▶ _Task to carry out_:
Transcribe each record exactly. Include every one.

──────── Records for this exercise ────────

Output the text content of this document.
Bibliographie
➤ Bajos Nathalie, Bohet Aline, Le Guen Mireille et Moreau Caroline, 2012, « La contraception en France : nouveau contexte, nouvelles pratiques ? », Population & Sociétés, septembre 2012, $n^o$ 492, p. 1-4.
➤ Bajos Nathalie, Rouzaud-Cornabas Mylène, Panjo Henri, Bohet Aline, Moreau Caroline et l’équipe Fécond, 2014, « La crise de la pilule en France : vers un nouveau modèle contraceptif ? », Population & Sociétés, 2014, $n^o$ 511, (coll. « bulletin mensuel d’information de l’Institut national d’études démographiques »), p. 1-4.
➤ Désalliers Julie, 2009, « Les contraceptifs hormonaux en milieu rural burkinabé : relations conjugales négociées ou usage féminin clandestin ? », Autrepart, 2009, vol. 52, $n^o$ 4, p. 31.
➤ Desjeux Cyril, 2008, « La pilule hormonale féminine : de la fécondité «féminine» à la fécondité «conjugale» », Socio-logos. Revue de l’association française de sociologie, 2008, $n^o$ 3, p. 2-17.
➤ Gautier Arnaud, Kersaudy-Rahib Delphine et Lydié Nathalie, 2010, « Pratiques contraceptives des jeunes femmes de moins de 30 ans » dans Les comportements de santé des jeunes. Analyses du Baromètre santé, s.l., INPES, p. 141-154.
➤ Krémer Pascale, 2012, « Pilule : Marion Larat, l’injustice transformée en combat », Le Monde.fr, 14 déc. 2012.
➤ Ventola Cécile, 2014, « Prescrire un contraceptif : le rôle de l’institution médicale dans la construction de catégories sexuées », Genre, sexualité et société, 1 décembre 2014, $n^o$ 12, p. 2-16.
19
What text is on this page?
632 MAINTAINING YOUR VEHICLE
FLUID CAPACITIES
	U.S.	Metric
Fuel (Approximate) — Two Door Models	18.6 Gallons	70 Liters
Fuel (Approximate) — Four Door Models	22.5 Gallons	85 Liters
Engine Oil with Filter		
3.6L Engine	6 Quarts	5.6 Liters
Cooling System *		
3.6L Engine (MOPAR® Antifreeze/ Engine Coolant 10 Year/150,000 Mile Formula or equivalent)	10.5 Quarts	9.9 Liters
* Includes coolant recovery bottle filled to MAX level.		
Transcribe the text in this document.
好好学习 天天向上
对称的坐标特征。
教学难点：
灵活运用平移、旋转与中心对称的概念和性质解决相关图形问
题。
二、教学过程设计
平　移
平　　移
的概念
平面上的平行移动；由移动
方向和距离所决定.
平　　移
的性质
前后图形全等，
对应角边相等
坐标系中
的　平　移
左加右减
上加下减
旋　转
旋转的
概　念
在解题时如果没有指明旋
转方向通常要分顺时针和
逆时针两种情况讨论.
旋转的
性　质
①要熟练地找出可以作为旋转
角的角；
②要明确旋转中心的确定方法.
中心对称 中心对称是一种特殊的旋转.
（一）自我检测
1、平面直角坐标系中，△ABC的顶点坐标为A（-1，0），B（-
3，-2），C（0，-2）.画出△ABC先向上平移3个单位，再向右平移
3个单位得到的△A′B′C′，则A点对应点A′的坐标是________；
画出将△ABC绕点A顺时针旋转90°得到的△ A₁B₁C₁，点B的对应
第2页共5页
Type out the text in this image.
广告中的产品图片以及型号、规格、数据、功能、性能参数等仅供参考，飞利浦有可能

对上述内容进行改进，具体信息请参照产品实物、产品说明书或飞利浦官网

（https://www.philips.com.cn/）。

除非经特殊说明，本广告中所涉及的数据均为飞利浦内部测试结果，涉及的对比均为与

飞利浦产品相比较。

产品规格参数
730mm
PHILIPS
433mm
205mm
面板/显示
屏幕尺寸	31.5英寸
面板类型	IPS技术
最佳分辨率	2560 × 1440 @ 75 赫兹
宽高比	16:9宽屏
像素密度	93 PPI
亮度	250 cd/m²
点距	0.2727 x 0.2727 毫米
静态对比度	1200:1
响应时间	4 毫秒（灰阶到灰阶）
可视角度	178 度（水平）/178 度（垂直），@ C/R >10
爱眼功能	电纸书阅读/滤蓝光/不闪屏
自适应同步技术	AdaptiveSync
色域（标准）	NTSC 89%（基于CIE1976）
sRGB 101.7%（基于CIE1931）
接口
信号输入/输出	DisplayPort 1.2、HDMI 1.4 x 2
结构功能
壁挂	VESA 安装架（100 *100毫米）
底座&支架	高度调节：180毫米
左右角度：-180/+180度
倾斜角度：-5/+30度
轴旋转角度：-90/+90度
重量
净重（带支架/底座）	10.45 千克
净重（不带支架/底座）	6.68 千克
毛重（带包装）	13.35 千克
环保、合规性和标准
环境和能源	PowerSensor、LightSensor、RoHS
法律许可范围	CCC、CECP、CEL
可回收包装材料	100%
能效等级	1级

────────

▶ _Result_:
Output the text content of this document.
Bibliographie
➤ Bajos Nathalie, Bohet Aline, Le Guen Mireille et Moreau Caroline, 2012, « La contraception en France : nouveau contexte, nouvelles pratiques ? », Population & Sociétés, septembre 2012, $n^o$ 492, p. 1-4.
➤ Bajos Nathalie, Rouzaud-Cornabas Mylène, Panjo Henri, Bohet Aline, Moreau Caroline et l’équipe Fécond, 2014, « La crise de la pilule en France : vers un nouveau modèle contraceptif ? », Population & Sociétés, 2014, $n^o$ 511, (coll. « bulletin mensuel d’information de l’Institut national d’études démographiques »), p. 1-4.
➤ Désalliers Julie, 2009, « Les contraceptifs hormonaux en milieu rural burkinabé : relations conjugales négociées ou usage féminin clandestin ? », Autrepart, 2009, vol. 52, $n^o$ 4, p. 31.
➤ Desjeux Cyril, 2008, « La pilule hormonale féminine : de la fécondité «féminine» à la fécondité «conjugale» », Socio-logos. Revue de l’association française de sociologie, 2008, $n^o$ 3, p. 2-17.
➤ Gautier Arnaud, Kersaudy-Rahib Delphine et Lydié Nathalie, 2010, « Pratiques contraceptives des jeunes femmes de moins de 30 ans » dans Les comportements de santé des jeunes. Analyses du Baromètre santé, s.l., INPES, p. 141-154.
➤ Krémer Pascale, 2012, « Pilule : Marion Larat, l’injustice transformée en combat », Le Monde.fr, 14 déc. 2012.
➤ Ventola Cécile, 2014, « Prescrire un contraceptif : le rôle de l’institution médicale dans la construction de catégories sexuées », Genre, sexualité et société, 1 décembre 2014, $n^o$ 12, p. 2-16.
19
What text is on this page?
632 MAINTAINING YOUR VEHICLE
FLUID CAPACITIES
	U.S.	Metric
Fuel (Approximate) — Two Door Models	18.6 Gallons	70 Liters
Fuel (Approximate) — Four Door Models	22.5 Gallons	85 Liters
Engine Oil with Filter		
3.6L Engine	6 Quarts	5.6 Liters
Cooling System *		
3.6L Engine (MOPAR® Antifreeze/ Engine Coolant 10 Year/150,000 Mile Formula or equivalent)	10.5 Quarts	9.9 Liters
* Includes coolant recovery bottle filled to MAX level.		
Transcribe the text in this document.
好好学习 天天向上
对称的坐标特征。
教学难点：
灵活运用平移、旋转与中心对称的概念和性质解决相关图形问
题。
二、教学过程设计
平　移
平　　移
的概念
平面上的平行移动；由移动
方向和距离所决定.
平　　移
的性质
前后图形全等，
对应角边相等
坐标系中
的　平　移
左加右减
上加下减
旋　转
旋转的
概　念
在解题时如果没有指明旋
转方向通常要分顺时针和
逆时针两种情况讨论.
旋转的
性　质
①要熟练地找出可以作为旋转
角的角；
②要明确旋转中心的确定方法.
中心对称 中心对称是一种特殊的旋转.
（一）自我检测
1、平面直角坐标系中，△ABC的顶点坐标为A（-1，0），B（-
3，-2），C（0，-2）.画出△ABC先向上平移3个单位，再向右平移
3个单位得到的△A′B′C′，则A点对应点A′的坐标是________；
画出将△ABC绕点A顺时针旋转90°得到的△ A₁B₁C₁，点B的对应
第2页共5页
Type out the text in this image.
广告中的产品图片以及型号、规格、数据、功能、性能参数等仅供参考，飞利浦有可能

对上述内容进行改进，具体信息请参照产品实物、产品说明书或飞利浦官网

（https://www.philips.com.cn/）。

除非经特殊说明，本广告中所涉及的数据均为飞利浦内部测试结果，涉及的对比均为与

飞利浦产品相比较。

产品规格参数
730mm
PHILIPS
433mm
205mm
面板/显示
屏幕尺寸	31.5英寸
面板类型	IPS技术
最佳分辨率	2560 × 1440 @ 75 赫兹
宽高比	16:9宽屏
像素密度	93 PPI
亮度	250 cd/m²
点距	0.2727 x 0.2727 毫米
静态对比度	1200:1
响应时间	4 毫秒（灰阶到灰阶）
可视角度	178 度（水平）/178 度（垂直），@ C/R >10
爱眼功能	电纸书阅读/滤蓝光/不闪屏
自适应同步技术	AdaptiveSync
色域（标准）	NTSC 89%（基于CIE1976）
sRGB 101.7%（基于CIE1931）
接口
信号输入/输出	DisplayPort 1.2、HDMI 1.4 x 2
结构功能
壁挂	VESA 安装架（100 *100毫米）
底座&支架	高度调节：180毫米
左右角度：-180/+180度
倾斜角度：-5/+30度
轴旋转角度：-90/+90度
重量
净重（带支架/底座）	10.45 千克
净重（不带支架/底座）	6.68 千克
毛重（带包装）	13.35 千克
环保、合规性和标准
环境和能源	PowerSensor、LightSensor、RoHS
法律许可范围	CCC、CECP、CEL
可回收包装材料	100%
能效等级	1级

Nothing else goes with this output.